> WHAT IS ASKED
Every line of the material below must be repeated exactly.

> THE DATA
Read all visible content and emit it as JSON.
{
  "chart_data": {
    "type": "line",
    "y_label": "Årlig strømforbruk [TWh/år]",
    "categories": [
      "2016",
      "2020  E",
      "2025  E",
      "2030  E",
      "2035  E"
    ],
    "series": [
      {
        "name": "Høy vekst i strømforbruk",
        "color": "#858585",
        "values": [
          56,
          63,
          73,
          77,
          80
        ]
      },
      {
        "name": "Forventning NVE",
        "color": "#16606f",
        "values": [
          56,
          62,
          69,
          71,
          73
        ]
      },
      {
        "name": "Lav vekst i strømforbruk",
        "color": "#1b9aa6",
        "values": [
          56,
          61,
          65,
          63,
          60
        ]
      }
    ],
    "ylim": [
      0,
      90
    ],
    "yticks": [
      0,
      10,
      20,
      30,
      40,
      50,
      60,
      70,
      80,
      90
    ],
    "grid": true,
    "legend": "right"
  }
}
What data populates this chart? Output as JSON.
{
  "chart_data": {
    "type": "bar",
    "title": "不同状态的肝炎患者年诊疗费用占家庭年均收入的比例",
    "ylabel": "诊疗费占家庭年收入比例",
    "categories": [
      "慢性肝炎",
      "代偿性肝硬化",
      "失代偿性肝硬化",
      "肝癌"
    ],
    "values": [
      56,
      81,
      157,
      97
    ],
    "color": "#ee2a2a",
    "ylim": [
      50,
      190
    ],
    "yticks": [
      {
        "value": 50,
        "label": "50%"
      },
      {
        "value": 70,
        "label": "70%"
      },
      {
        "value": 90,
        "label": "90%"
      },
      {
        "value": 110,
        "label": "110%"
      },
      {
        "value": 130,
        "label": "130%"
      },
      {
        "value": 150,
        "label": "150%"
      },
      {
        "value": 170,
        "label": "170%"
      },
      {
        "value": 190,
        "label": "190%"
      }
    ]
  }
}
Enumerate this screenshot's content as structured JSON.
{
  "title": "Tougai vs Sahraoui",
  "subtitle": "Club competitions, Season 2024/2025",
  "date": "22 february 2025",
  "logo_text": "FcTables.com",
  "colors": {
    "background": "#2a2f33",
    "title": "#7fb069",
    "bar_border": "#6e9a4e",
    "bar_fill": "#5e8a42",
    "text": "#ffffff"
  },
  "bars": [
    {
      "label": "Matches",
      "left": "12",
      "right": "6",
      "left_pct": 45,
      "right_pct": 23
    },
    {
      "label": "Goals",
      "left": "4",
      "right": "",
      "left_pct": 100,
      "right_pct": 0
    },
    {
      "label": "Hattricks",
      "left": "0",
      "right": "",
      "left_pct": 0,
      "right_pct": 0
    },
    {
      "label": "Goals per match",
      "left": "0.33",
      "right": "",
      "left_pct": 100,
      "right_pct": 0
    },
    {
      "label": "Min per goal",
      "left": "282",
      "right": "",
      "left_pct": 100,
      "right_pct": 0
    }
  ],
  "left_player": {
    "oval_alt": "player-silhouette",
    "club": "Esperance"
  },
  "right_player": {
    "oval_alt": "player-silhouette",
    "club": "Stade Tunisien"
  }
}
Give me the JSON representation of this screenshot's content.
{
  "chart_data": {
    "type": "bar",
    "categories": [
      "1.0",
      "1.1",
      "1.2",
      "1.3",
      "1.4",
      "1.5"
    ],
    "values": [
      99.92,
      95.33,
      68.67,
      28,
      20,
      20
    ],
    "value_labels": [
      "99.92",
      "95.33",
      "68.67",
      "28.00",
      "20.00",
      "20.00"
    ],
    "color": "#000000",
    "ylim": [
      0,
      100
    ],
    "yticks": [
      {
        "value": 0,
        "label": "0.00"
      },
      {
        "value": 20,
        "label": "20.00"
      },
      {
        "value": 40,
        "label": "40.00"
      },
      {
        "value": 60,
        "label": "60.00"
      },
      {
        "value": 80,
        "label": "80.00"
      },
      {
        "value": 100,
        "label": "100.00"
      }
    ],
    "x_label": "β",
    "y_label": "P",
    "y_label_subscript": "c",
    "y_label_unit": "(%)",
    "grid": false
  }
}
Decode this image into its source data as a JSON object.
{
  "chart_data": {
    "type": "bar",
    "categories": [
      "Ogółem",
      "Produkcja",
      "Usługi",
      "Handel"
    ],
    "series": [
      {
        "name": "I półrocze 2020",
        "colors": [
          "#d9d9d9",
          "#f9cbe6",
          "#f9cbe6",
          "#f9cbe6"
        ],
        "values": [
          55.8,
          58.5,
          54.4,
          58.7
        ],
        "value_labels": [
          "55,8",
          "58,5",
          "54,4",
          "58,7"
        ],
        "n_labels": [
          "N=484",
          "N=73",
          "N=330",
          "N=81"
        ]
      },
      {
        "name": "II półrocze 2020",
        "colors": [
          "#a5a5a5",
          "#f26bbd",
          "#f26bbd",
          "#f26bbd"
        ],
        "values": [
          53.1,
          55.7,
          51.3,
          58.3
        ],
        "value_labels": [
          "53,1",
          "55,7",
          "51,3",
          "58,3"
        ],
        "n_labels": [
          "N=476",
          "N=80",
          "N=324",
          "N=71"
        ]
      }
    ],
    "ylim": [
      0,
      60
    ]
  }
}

> REPLY
Read all visible content and emit it as JSON.
{
  "chart_data": {
    "type": "line",
    "y_label": "Årlig strømforbruk [TWh/år]",
    "categories": [
      "2016",
      "2020  E",
      "2025  E",
      "2030  E",
      "2035  E"
    ],
    "series": [
      {
        "name": "Høy vekst i strømforbruk",
        "color": "#858585",
        "values": [
          56,
          63,
          73,
          77,
          80
        ]
      },
      {
        "name": "Forventning NVE",
        "color": "#16606f",
        "values": [
          56,
          62,
          69,
          71,
          73
        ]
      },
      {
        "name": "Lav vekst i strømforbruk",
        "color": "#1b9aa6",
        "values": [
          56,
          61,
          65,
          63,
          60
        ]
      }
    ],
    "ylim": [
      0,
      90
    ],
    "yticks": [
      0,
      10,
      20,
      30,
      40,
      50,
      60,
      70,
      80,
      90
    ],
    "grid": true,
    "legend": "right"
  }
}
What data populates this chart? Output as JSON.
{
  "chart_data": {
    "type": "bar",
    "title": "不同状态的肝炎患者年诊疗费用占家庭年均收入的比例",
    "ylabel": "诊疗费占家庭年收入比例",
    "categories": [
      "慢性肝炎",
      "代偿性肝硬化",
      "失代偿性肝硬化",
      "肝癌"
    ],
    "values": [
      56,
      81,
      157,
      97
    ],
    "color": "#ee2a2a",
    "ylim": [
      50,
      190
    ],
    "yticks": [
      {
        "value": 50,
        "label": "50%"
      },
      {
        "value": 70,
        "label": "70%"
      },
      {
        "value": 90,
        "label": "90%"
      },
      {
        "value": 110,
        "label": "110%"
      },
      {
        "value": 130,
        "label": "130%"
      },
      {
        "value": 150,
        "label": "150%"
      },
      {
        "value": 170,
        "label": "170%"
      },
      {
        "value": 190,
        "label": "190%"
      }
    ]
  }
}
Enumerate this screenshot's content as structured JSON.
{
  "title": "Tougai vs Sahraoui",
  "subtitle": "Club competitions, Season 2024/2025",
  "date": "22 february 2025",
  "logo_text": "FcTables.com",
  "colors": {
    "background": "#2a2f33",
    "title": "#7fb069",
    "bar_border": "#6e9a4e",
    "bar_fill": "#5e8a42",
    "text": "#ffffff"
  },
  "bars": [
    {
      "label": "Matches",
      "left": "12",
      "right": "6",
      "left_pct": 45,
      "right_pct": 23
    },
    {
      "label": "Goals",
      "left": "4",
      "right": "",
      "left_pct": 100,
      "right_pct": 0
    },
    {
      "label": "Hattricks",
      "left": "0",
      "right": "",
      "left_pct": 0,
      "right_pct": 0
    },
    {
      "label": "Goals per match",
      "left": "0.33",
      "right": "",
      "left_pct": 100,
      "right_pct": 0
    },
    {
      "label": "Min per goal",
      "left": "282",
      "right": "",
      "left_pct": 100,
      "right_pct": 0
    }
  ],
  "left_player": {
    "oval_alt": "player-silhouette",
    "club": "Esperance"
  },
  "right_player": {
    "oval_alt": "player-silhouette",
    "club": "Stade Tunisien"
  }
}
Give me the JSON representation of this screenshot's content.
{
  "chart_data": {
    "type": "bar",
    "categories": [
      "1.0",
      "1.1",
      "1.2",
      "1.3",
      "1.4",
      "1.5"
    ],
    "values": [
      99.92,
      95.33,
      68.67,
      28,
      20,
      20
    ],
    "value_labels": [
      "99.92",
      "95.33",
      "68.67",
      "28.00",
      "20.00",
      "20.00"
    ],
    "color": "#000000",
    "ylim": [
      0,
      100
    ],
    "yticks": [
      {
        "value": 0,
        "label": "0.00"
      },
      {
        "value": 20,
        "label": "20.00"
      },
      {
        "value": 40,
        "label": "40.00"
      },
      {
        "value": 60,
        "label": "60.00"
      },
      {
        "value": 80,
        "label": "80.00"
      },
      {
        "value": 100,
        "label": "100.00"
      }
    ],
    "x_label": "β",
    "y_label": "P",
    "y_label_subscript": "c",
    "y_label_unit": "(%)",
    "grid": false
  }
}
Decode this image into its source data as a JSON object.
{
  "chart_data": {
    "type": "bar",
    "categories": [
      "Ogółem",
      "Produkcja",
      "Usługi",
      "Handel"
    ],
    "series": [
      {
        "name": "I półrocze 2020",
        "colors": [
          "#d9d9d9",
          "#f9cbe6",
          "#f9cbe6",
          "#f9cbe6"
        ],
        "values": [
          55.8,
          58.5,
          54.4,
          58.7
        ],
        "value_labels": [
          "55,8",
          "58,5",
          "54,4",
          "58,7"
        ],
        "n_labels": [
          "N=484",
          "N=73",
          "N=330",
          "N=81"
        ]
      },
      {
        "name": "II półrocze 2020",
        "colors": [
          "#a5a5a5",
          "#f26bbd",
          "#f26bbd",
          "#f26bbd"
        ],
        "values": [
          53.1,
          55.7,
          51.3,
          58.3
        ],
        "value_labels": [
          "53,1",
          "55,7",
          "51,3",
          "58,3"
        ],
        "n_labels": [
          "N=476",
          "N=80",
          "N=324",
          "N=71"
        ]
      }
    ],
    "ylim": [
      0,
      60
    ]
  }
}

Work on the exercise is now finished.